### Stated goal
Output each line exactly as it appears, skipping any embedded picture.

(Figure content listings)
━━━━━━

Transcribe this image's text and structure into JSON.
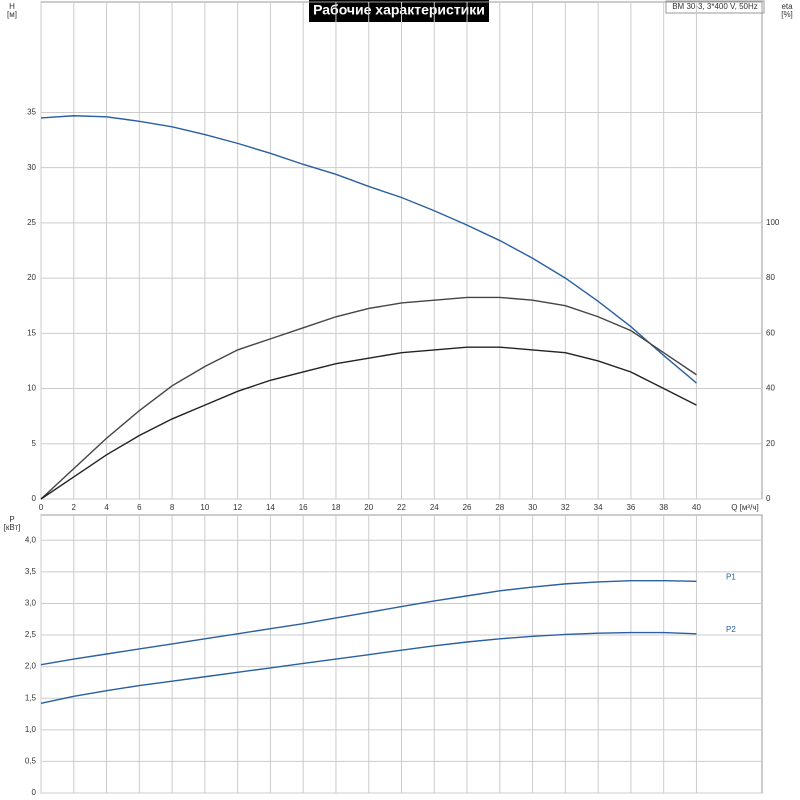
{
  "title": "Рабочие характеристики",
  "info": "BM 30-3, 3*400 V, 50Hz",
  "chart_data": [
    {
      "type": "line",
      "ylabel": "H",
      "yunit": "[м]",
      "y2label": "eta",
      "y2unit": "[%]",
      "xlabel": "Q [м³/ч]",
      "x": [
        0,
        2,
        4,
        6,
        8,
        10,
        12,
        14,
        16,
        18,
        20,
        22,
        24,
        26,
        28,
        30,
        32,
        34,
        36,
        38,
        40
      ],
      "xlim": [
        0,
        44
      ],
      "xticks": [
        0,
        2,
        4,
        6,
        8,
        10,
        12,
        14,
        16,
        18,
        20,
        22,
        24,
        26,
        28,
        30,
        32,
        34,
        36,
        38,
        40
      ],
      "ylim": [
        0,
        45
      ],
      "yticks": [
        0,
        5,
        10,
        15,
        20,
        25,
        30,
        35
      ],
      "y2lim": [
        0,
        180
      ],
      "y2ticks": [
        0,
        20,
        40,
        60,
        80,
        100
      ],
      "grid": true,
      "series": [
        {
          "color": "#2a5fa0",
          "values": [
            34.5,
            34.7,
            34.6,
            34.2,
            33.7,
            33.0,
            32.2,
            31.3,
            30.3,
            29.4,
            28.3,
            27.3,
            26.1,
            24.8,
            23.4,
            21.8,
            20.0,
            17.9,
            15.6,
            13.0,
            10.5
          ]
        },
        {
          "color": "#444444",
          "axis": "y2",
          "values": [
            0,
            11,
            22,
            32,
            41,
            48,
            54,
            58,
            62,
            66,
            69,
            71,
            72,
            73,
            73,
            72,
            70,
            66,
            61,
            53,
            45
          ]
        },
        {
          "color": "#222222",
          "axis": "y2",
          "values": [
            0,
            8,
            16,
            23,
            29,
            34,
            39,
            43,
            46,
            49,
            51,
            53,
            54,
            55,
            55,
            54,
            53,
            50,
            46,
            40,
            34
          ]
        }
      ]
    },
    {
      "type": "line",
      "ylabel": "P",
      "yunit": "[кВт]",
      "x": [
        0,
        2,
        4,
        6,
        8,
        10,
        12,
        14,
        16,
        18,
        20,
        22,
        24,
        26,
        28,
        30,
        32,
        34,
        36,
        38,
        40
      ],
      "xlim": [
        0,
        44
      ],
      "xticks": [
        0,
        2,
        4,
        6,
        8,
        10,
        12,
        14,
        16,
        18,
        20,
        22,
        24,
        26,
        28,
        30,
        32,
        34,
        36,
        38,
        40
      ],
      "ylim": [
        0,
        4.4
      ],
      "yticks": [
        0,
        {
          "value": 0.5,
          "label": "0,5"
        },
        {
          "value": 1,
          "label": "1,0"
        },
        {
          "value": 1.5,
          "label": "1,5"
        },
        {
          "value": 2,
          "label": "2,0"
        },
        {
          "value": 2.5,
          "label": "2,5"
        },
        {
          "value": 3,
          "label": "3,0"
        },
        {
          "value": 3.5,
          "label": "3,5"
        },
        {
          "value": 4,
          "label": "4,0"
        }
      ],
      "grid": true,
      "series": [
        {
          "name": "P1",
          "color": "#2a5fa0",
          "values": [
            2.03,
            2.12,
            2.2,
            2.28,
            2.36,
            2.44,
            2.52,
            2.6,
            2.68,
            2.77,
            2.86,
            2.95,
            3.04,
            3.12,
            3.2,
            3.26,
            3.31,
            3.34,
            3.36,
            3.36,
            3.35
          ]
        },
        {
          "name": "P2",
          "color": "#2a5fa0",
          "values": [
            1.42,
            1.53,
            1.62,
            1.7,
            1.77,
            1.84,
            1.91,
            1.98,
            2.05,
            2.12,
            2.19,
            2.26,
            2.33,
            2.39,
            2.44,
            2.48,
            2.51,
            2.53,
            2.54,
            2.54,
            2.52
          ]
        }
      ]
    }
  ]
}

━━━━━━

### Task answer
Transcribe this image's text and structure into JSON.
{
  "title": "Рабочие характеристики",
  "info": "BM 30-3, 3*400 V, 50Hz",
  "chart_data": [
    {
      "type": "line",
      "ylabel": "H",
      "yunit": "[м]",
      "y2label": "eta",
      "y2unit": "[%]",
      "xlabel": "Q [м³/ч]",
      "x": [
        0,
        2,
        4,
        6,
        8,
        10,
        12,
        14,
        16,
        18,
        20,
        22,
        24,
        26,
        28,
        30,
        32,
        34,
        36,
        38,
        40
      ],
      "xlim": [
        0,
        44
      ],
      "xticks": [
        0,
        2,
        4,
        6,
        8,
        10,
        12,
        14,
        16,
        18,
        20,
        22,
        24,
        26,
        28,
        30,
        32,
        34,
        36,
        38,
        40
      ],
      "ylim": [
        0,
        45
      ],
      "yticks": [
        0,
        5,
        10,
        15,
        20,
        25,
        30,
        35
      ],
      "y2lim": [
        0,
        180
      ],
      "y2ticks": [
        0,
        20,
        40,
        60,
        80,
        100
      ],
      "grid": true,
      "series": [
        {
          "color": "#2a5fa0",
          "values": [
            34.5,
            34.7,
            34.6,
            34.2,
            33.7,
            33.0,
            32.2,
            31.3,
            30.3,
            29.4,
            28.3,
            27.3,
            26.1,
            24.8,
            23.4,
            21.8,
            20.0,
            17.9,
            15.6,
            13.0,
            10.5
          ]
        },
        {
          "color": "#444444",
          "axis": "y2",
          "values": [
            0,
            11,
            22,
            32,
            41,
            48,
            54,
            58,
            62,
            66,
            69,
            71,
            72,
            73,
            73,
            72,
            70,
            66,
            61,
            53,
            45
          ]
        },
        {
          "color": "#222222",
          "axis": "y2",
          "values": [
            0,
            8,
            16,
            23,
            29,
            34,
            39,
            43,
            46,
            49,
            51,
            53,
            54,
            55,
            55,
            54,
            53,
            50,
            46,
            40,
            34
          ]
        }
      ]
    },
    {
      "type": "line",
      "ylabel": "P",
      "yunit": "[кВт]",
      "x": [
        0,
        2,
        4,
        6,
        8,
        10,
        12,
        14,
        16,
        18,
        20,
        22,
        24,
        26,
        28,
        30,
        32,
        34,
        36,
        38,
        40
      ],
      "xlim": [
        0,
        44
      ],
      "xticks": [
        0,
        2,
        4,
        6,
        8,
        10,
        12,
        14,
        16,
        18,
        20,
        22,
        24,
        26,
        28,
        30,
        32,
        34,
        36,
        38,
        40
      ],
      "ylim": [
        0,
        4.4
      ],
      "yticks": [
        0,
        {
          "value": 0.5,
          "label": "0,5"
        },
        {
          "value": 1,
          "label": "1,0"
        },
        {
          "value": 1.5,
          "label": "1,5"
        },
        {
          "value": 2,
          "label": "2,0"
        },
        {
          "value": 2.5,
          "label": "2,5"
        },
        {
          "value": 3,
          "label": "3,0"
        },
        {
          "value": 3.5,
          "label": "3,5"
        },
        {
          "value": 4,
          "label": "4,0"
        }
      ],
      "grid": true,
      "series": [
        {
          "name": "P1",
          "color": "#2a5fa0",
          "values": [
            2.03,
            2.12,
            2.2,
            2.28,
            2.36,
            2.44,
            2.52,
            2.6,
            2.68,
            2.77,
            2.86,
            2.95,
            3.04,
            3.12,
            3.2,
            3.26,
            3.31,
            3.34,
            3.36,
            3.36,
            3.35
          ]
        },
        {
          "name": "P2",
          "color": "#2a5fa0",
          "values": [
            1.42,
            1.53,
            1.62,
            1.7,
            1.77,
            1.84,
            1.91,
            1.98,
            2.05,
            2.12,
            2.19,
            2.26,
            2.33,
            2.39,
            2.44,
            2.48,
            2.51,
            2.53,
            2.54,
            2.54,
            2.52
          ]
        }
      ]
    }
  ]
}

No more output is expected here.